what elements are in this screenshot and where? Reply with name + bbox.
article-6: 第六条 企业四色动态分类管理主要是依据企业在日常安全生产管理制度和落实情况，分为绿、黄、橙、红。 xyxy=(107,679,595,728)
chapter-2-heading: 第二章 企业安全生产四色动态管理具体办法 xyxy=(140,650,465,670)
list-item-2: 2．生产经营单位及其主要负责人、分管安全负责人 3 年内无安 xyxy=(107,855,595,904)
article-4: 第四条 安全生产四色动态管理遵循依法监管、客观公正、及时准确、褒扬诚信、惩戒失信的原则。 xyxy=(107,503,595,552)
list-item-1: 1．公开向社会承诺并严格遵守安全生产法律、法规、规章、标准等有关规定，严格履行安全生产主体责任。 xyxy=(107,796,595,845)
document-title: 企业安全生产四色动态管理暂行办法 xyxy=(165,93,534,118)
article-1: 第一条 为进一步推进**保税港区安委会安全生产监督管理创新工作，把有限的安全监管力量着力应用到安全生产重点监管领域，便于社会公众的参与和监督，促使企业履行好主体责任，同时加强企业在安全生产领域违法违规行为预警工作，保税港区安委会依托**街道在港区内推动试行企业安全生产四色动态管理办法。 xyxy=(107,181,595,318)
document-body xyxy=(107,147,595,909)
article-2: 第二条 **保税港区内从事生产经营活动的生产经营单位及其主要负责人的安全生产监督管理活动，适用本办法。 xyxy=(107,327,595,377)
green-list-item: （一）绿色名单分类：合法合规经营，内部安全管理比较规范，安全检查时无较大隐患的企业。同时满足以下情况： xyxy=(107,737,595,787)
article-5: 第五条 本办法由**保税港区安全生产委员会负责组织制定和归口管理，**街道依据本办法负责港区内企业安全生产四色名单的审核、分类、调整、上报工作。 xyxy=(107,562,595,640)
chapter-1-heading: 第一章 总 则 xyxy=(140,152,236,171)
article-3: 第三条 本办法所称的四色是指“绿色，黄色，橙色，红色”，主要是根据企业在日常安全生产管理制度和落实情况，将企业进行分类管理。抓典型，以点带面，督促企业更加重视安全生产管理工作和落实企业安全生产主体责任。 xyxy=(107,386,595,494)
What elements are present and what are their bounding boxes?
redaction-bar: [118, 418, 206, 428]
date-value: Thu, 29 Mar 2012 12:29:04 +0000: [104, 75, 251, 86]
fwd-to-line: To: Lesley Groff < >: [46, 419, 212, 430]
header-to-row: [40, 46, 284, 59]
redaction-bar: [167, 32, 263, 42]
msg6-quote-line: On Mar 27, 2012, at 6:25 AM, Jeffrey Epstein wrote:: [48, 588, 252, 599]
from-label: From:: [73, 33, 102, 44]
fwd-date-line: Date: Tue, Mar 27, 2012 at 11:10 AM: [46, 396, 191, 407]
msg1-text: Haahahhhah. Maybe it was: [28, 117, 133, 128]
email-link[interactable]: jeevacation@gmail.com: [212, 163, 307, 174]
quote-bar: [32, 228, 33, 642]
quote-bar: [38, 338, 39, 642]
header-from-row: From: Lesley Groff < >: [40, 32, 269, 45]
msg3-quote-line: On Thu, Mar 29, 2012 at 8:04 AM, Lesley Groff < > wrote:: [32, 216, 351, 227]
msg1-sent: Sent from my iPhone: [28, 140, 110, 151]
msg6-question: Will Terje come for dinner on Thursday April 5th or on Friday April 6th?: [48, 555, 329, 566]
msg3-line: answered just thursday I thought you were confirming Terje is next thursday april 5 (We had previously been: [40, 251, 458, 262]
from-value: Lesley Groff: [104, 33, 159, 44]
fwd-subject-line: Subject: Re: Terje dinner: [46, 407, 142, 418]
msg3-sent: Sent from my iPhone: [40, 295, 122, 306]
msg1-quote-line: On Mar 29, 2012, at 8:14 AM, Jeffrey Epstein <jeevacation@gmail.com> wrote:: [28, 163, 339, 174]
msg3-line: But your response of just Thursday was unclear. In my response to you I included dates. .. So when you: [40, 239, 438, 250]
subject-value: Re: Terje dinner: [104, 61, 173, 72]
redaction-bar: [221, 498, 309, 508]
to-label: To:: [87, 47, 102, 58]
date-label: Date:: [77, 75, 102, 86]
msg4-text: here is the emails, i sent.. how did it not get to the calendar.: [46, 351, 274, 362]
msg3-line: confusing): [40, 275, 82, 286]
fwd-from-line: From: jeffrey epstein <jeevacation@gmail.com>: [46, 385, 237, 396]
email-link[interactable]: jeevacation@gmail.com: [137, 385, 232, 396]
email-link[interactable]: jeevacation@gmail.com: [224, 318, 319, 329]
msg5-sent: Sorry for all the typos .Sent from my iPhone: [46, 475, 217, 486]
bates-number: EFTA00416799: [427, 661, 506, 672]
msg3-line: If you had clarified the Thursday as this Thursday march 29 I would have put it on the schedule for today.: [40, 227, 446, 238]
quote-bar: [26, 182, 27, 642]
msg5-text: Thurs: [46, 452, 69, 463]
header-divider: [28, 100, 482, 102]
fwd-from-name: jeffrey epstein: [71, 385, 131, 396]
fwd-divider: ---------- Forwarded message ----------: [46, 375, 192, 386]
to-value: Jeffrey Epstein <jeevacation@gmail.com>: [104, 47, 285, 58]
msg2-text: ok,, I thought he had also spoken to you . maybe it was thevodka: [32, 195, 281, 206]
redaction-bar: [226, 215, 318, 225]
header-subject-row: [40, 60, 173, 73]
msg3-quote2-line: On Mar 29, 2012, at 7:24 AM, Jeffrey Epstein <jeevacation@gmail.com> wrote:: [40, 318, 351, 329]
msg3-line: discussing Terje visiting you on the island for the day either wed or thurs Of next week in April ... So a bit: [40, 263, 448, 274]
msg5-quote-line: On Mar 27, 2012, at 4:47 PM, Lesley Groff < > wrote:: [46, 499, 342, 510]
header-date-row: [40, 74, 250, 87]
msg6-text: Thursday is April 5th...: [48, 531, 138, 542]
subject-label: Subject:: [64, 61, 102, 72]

+===+

[What to produce]: Copy out the material word for word, from the very beginning down to the line containing "fwd-date-line: Date: Tue, Mar", with both of those lines included.

[Full output]:
what elements are in this screenshot and where? Reply with name + bbox.
article-6: 第六条 企业四色动态分类管理主要是依据企业在日常安全生产管理制度和落实情况，分为绿、黄、橙、红。 xyxy=(107,679,595,728)
chapter-2-heading: 第二章 企业安全生产四色动态管理具体办法 xyxy=(140,650,465,670)
list-item-2: 2．生产经营单位及其主要负责人、分管安全负责人 3 年内无安 xyxy=(107,855,595,904)
article-4: 第四条 安全生产四色动态管理遵循依法监管、客观公正、及时准确、褒扬诚信、惩戒失信的原则。 xyxy=(107,503,595,552)
list-item-1: 1．公开向社会承诺并严格遵守安全生产法律、法规、规章、标准等有关规定，严格履行安全生产主体责任。 xyxy=(107,796,595,845)
document-title: 企业安全生产四色动态管理暂行办法 xyxy=(165,93,534,118)
article-1: 第一条 为进一步推进**保税港区安委会安全生产监督管理创新工作，把有限的安全监管力量着力应用到安全生产重点监管领域，便于社会公众的参与和监督，促使企业履行好主体责任，同时加强企业在安全生产领域违法违规行为预警工作，保税港区安委会依托**街道在港区内推动试行企业安全生产四色动态管理办法。 xyxy=(107,181,595,318)
document-body xyxy=(107,147,595,909)
article-2: 第二条 **保税港区内从事生产经营活动的生产经营单位及其主要负责人的安全生产监督管理活动，适用本办法。 xyxy=(107,327,595,377)
green-list-item: （一）绿色名单分类：合法合规经营，内部安全管理比较规范，安全检查时无较大隐患的企业。同时满足以下情况： xyxy=(107,737,595,787)
article-5: 第五条 本办法由**保税港区安全生产委员会负责组织制定和归口管理，**街道依据本办法负责港区内企业安全生产四色名单的审核、分类、调整、上报工作。 xyxy=(107,562,595,640)
chapter-1-heading: 第一章 总 则 xyxy=(140,152,236,171)
article-3: 第三条 本办法所称的四色是指“绿色，黄色，橙色，红色”，主要是根据企业在日常安全生产管理制度和落实情况，将企业进行分类管理。抓典型，以点带面，督促企业更加重视安全生产管理工作和落实企业安全生产主体责任。 xyxy=(107,386,595,494)
What elements are present and what are their bounding boxes?
redaction-bar: [118, 418, 206, 428]
date-value: Thu, 29 Mar 2012 12:29:04 +0000: [104, 75, 251, 86]
fwd-to-line: To: Lesley Groff < >: [46, 419, 212, 430]
header-to-row: [40, 46, 284, 59]
redaction-bar: [167, 32, 263, 42]
msg6-quote-line: On Mar 27, 2012, at 6:25 AM, Jeffrey Epstein wrote:: [48, 588, 252, 599]
from-label: From:: [73, 33, 102, 44]
fwd-date-line: Date: Tue, Mar 27, 2012 at 11:10 AM: [46, 396, 191, 407]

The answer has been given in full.